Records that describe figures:
↓

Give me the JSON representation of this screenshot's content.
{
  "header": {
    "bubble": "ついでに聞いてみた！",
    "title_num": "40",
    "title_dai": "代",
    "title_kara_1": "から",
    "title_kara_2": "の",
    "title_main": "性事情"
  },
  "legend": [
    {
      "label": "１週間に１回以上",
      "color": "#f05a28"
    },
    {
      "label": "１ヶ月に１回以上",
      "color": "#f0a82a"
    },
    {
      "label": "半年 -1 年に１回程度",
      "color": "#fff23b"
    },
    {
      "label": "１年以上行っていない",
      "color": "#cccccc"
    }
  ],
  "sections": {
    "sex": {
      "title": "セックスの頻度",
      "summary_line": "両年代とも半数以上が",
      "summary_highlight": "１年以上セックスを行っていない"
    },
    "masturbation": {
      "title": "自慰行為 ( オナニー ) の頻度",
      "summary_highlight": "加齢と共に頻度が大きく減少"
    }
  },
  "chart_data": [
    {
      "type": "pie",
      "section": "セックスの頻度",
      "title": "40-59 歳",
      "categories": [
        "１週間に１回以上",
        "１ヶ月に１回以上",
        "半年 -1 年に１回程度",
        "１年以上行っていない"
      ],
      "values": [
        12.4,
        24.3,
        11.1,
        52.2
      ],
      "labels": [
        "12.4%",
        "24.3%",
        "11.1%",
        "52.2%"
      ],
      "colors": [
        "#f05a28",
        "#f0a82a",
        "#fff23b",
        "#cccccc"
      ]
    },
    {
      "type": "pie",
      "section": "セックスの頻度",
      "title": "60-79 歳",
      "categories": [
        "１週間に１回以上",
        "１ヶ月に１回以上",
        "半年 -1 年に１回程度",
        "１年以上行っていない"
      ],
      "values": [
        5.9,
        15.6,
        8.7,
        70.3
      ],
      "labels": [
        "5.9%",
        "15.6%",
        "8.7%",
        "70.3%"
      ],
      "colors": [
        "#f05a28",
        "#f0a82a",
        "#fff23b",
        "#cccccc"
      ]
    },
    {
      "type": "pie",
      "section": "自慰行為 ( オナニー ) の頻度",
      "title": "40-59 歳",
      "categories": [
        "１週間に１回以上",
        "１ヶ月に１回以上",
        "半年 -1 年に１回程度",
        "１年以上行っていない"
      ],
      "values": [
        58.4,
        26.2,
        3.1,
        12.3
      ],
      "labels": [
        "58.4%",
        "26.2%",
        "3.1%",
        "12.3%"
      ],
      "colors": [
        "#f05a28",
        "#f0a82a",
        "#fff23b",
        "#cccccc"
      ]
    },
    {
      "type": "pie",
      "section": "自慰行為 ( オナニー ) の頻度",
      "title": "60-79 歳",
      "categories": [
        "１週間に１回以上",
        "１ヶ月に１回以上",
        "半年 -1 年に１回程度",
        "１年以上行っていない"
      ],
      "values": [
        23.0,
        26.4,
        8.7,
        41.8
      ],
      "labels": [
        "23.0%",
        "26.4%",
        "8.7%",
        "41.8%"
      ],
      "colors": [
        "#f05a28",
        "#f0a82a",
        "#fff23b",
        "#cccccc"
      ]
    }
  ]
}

↑

Work instructions: Copy each record from above exactly, and include every line.

Answer in full:
Give me the JSON representation of this screenshot's content.
{
  "header": {
    "bubble": "ついでに聞いてみた！",
    "title_num": "40",
    "title_dai": "代",
    "title_kara_1": "から",
    "title_kara_2": "の",
    "title_main": "性事情"
  },
  "legend": [
    {
      "label": "１週間に１回以上",
      "color": "#f05a28"
    },
    {
      "label": "１ヶ月に１回以上",
      "color": "#f0a82a"
    },
    {
      "label": "半年 -1 年に１回程度",
      "color": "#fff23b"
    },
    {
      "label": "１年以上行っていない",
      "color": "#cccccc"
    }
  ],
  "sections": {
    "sex": {
      "title": "セックスの頻度",
      "summary_line": "両年代とも半数以上が",
      "summary_highlight": "１年以上セックスを行っていない"
    },
    "masturbation": {
      "title": "自慰行為 ( オナニー ) の頻度",
      "summary_highlight": "加齢と共に頻度が大きく減少"
    }
  },
  "chart_data": [
    {
      "type": "pie",
      "section": "セックスの頻度",
      "title": "40-59 歳",
      "categories": [
        "１週間に１回以上",
        "１ヶ月に１回以上",
        "半年 -1 年に１回程度",
        "１年以上行っていない"
      ],
      "values": [
        12.4,
        24.3,
        11.1,
        52.2
      ],
      "labels": [
        "12.4%",
        "24.3%",
        "11.1%",
        "52.2%"
      ],
      "colors": [
        "#f05a28",
        "#f0a82a",
        "#fff23b",
        "#cccccc"
      ]
    },
    {
      "type": "pie",
      "section": "セックスの頻度",
      "title": "60-79 歳",
      "categories": [
        "１週間に１回以上",
        "１ヶ月に１回以上",
        "半年 -1 年に１回程度",
        "１年以上行っていない"
      ],
      "values": [
        5.9,
        15.6,
        8.7,
        70.3
      ],
      "labels": [
        "5.9%",
        "15.6%",
        "8.7%",
        "70.3%"
      ],
      "colors": [
        "#f05a28",
        "#f0a82a",
        "#fff23b",
        "#cccccc"
      ]
    },
    {
      "type": "pie",
      "section": "自慰行為 ( オナニー ) の頻度",
      "title": "40-59 歳",
      "categories": [
        "１週間に１回以上",
        "１ヶ月に１回以上",
        "半年 -1 年に１回程度",
        "１年以上行っていない"
      ],
      "values": [
        58.4,
        26.2,
        3.1,
        12.3
      ],
      "labels": [
        "58.4%",
        "26.2%",
        "3.1%",
        "12.3%"
      ],
      "colors": [
        "#f05a28",
        "#f0a82a",
        "#fff23b",
        "#cccccc"
      ]
    },
    {
      "type": "pie",
      "section": "自慰行為 ( オナニー ) の頻度",
      "title": "60-79 歳",
      "categories": [
        "１週間に１回以上",
        "１ヶ月に１回以上",
        "半年 -1 年に１回程度",
        "１年以上行っていない"
      ],
      "values": [
        23.0,
        26.4,
        8.7,
        41.8
      ],
      "labels": [
        "23.0%",
        "26.4%",
        "8.7%",
        "41.8%"
      ],
      "colors": [
        "#f05a28",
        "#f0a82a",
        "#fff23b",
        "#cccccc"
      ]
    }
  ]
}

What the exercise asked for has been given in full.